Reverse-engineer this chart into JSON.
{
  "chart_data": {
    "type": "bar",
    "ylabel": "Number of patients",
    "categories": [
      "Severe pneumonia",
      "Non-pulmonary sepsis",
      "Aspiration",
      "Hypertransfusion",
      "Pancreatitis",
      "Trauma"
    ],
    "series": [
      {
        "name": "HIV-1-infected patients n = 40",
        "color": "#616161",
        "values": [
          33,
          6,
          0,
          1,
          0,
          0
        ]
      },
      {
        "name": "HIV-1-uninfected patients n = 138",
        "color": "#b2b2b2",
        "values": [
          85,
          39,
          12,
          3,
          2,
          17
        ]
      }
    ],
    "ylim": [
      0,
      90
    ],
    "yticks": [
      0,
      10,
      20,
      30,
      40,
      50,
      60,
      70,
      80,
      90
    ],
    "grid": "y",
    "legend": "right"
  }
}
-----
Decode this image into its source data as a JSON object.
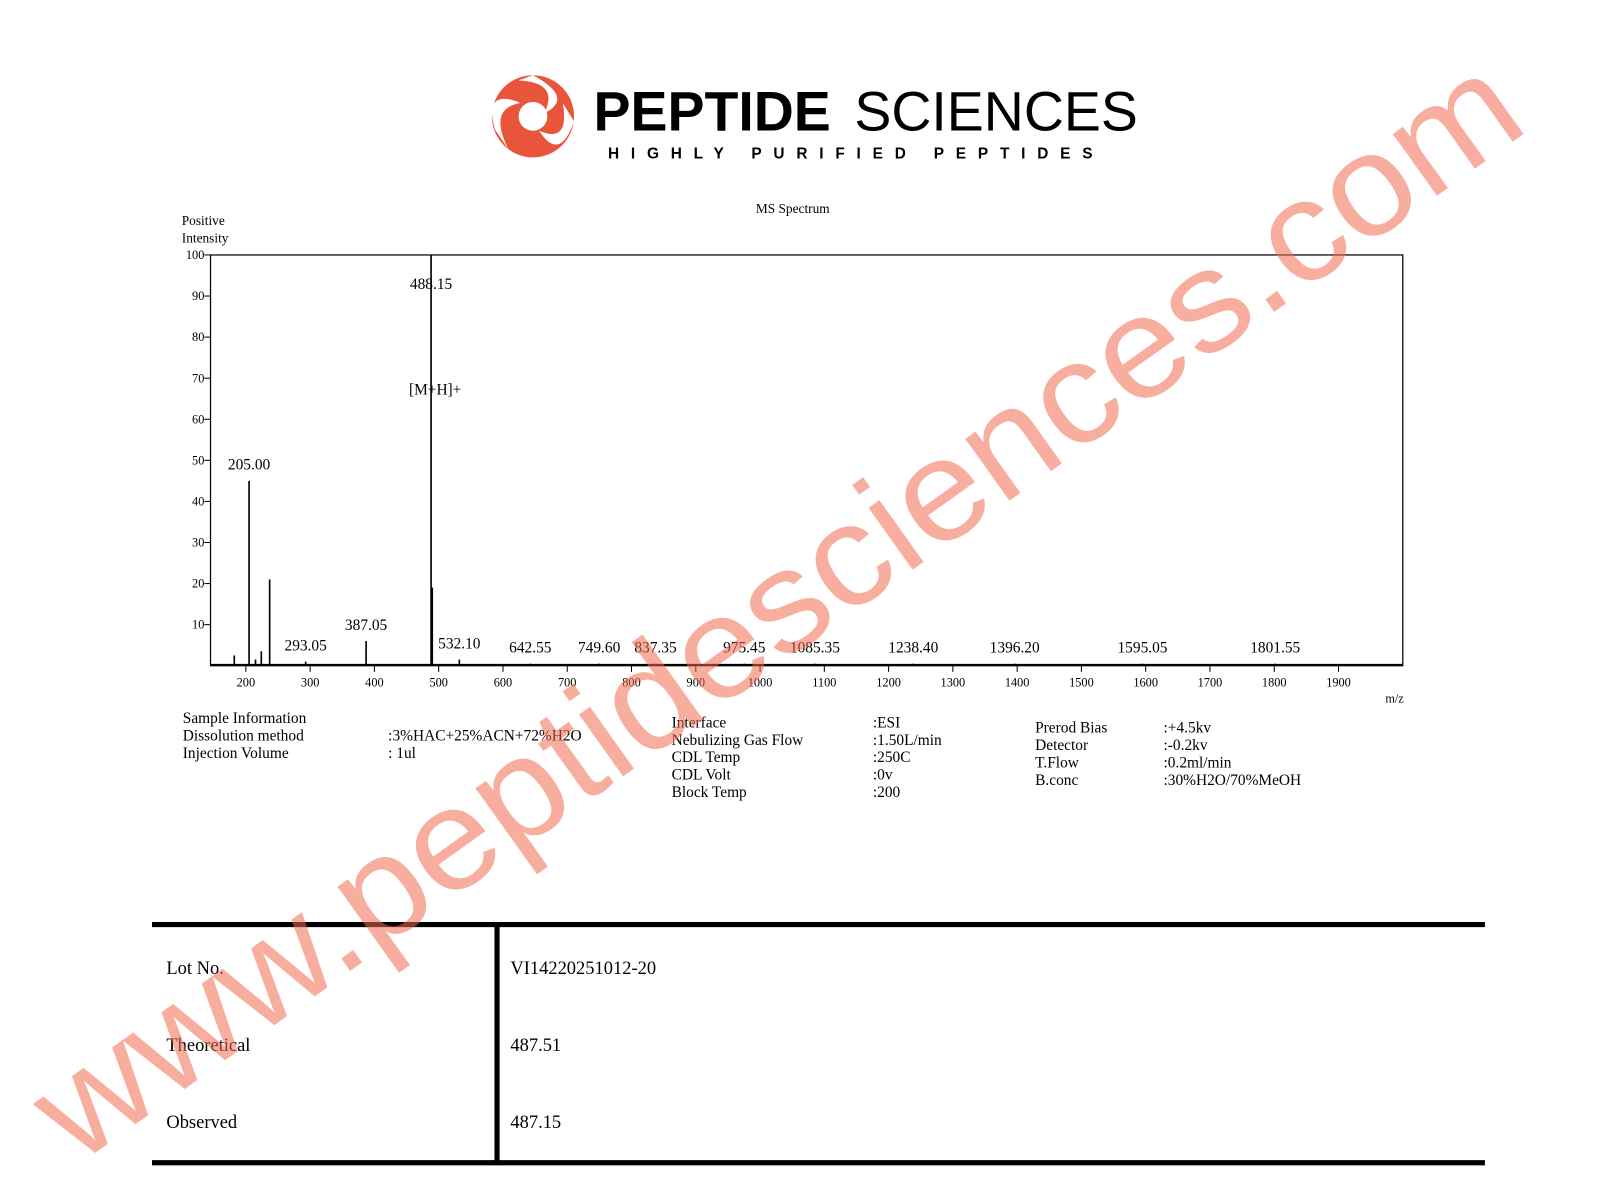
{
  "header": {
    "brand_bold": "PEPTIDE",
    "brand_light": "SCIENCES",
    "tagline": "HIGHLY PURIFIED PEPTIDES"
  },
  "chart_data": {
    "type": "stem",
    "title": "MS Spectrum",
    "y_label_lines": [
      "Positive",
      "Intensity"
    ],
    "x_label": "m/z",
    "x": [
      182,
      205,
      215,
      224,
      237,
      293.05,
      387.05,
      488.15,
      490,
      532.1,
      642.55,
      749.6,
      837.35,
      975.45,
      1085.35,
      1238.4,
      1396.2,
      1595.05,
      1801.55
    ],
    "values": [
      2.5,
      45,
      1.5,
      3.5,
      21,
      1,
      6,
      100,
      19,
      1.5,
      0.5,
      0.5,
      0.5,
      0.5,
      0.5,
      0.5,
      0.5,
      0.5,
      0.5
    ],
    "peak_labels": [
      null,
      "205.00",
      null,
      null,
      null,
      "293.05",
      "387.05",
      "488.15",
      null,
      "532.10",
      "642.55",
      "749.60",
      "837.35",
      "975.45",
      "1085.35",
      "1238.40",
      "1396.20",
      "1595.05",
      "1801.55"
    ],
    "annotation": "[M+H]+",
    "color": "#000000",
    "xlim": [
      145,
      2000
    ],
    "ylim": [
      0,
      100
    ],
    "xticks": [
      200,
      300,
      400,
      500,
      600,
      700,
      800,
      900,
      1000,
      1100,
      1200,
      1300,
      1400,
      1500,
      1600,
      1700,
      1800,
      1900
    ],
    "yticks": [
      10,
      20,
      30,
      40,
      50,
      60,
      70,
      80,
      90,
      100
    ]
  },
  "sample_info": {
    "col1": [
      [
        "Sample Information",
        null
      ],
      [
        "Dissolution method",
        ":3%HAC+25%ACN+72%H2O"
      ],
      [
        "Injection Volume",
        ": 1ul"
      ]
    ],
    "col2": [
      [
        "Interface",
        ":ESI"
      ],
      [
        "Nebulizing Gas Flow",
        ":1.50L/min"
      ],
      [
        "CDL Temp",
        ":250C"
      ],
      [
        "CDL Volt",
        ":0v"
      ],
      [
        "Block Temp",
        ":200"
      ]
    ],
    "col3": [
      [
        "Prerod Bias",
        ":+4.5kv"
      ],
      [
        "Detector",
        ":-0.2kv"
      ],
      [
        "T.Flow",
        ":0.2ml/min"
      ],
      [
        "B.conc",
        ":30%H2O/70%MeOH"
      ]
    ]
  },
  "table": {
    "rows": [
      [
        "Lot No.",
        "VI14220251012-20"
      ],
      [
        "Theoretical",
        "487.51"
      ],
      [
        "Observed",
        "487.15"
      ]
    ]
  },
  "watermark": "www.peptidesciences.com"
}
-----
WHAT THIS TASK INVOLVES
Report all lines of the material that contain the word "name".

EXERCISE RESPONSE
        "name": "HIV-1-infected patients n = 40",
        "name": "HIV-1-uninfected patients n = 138",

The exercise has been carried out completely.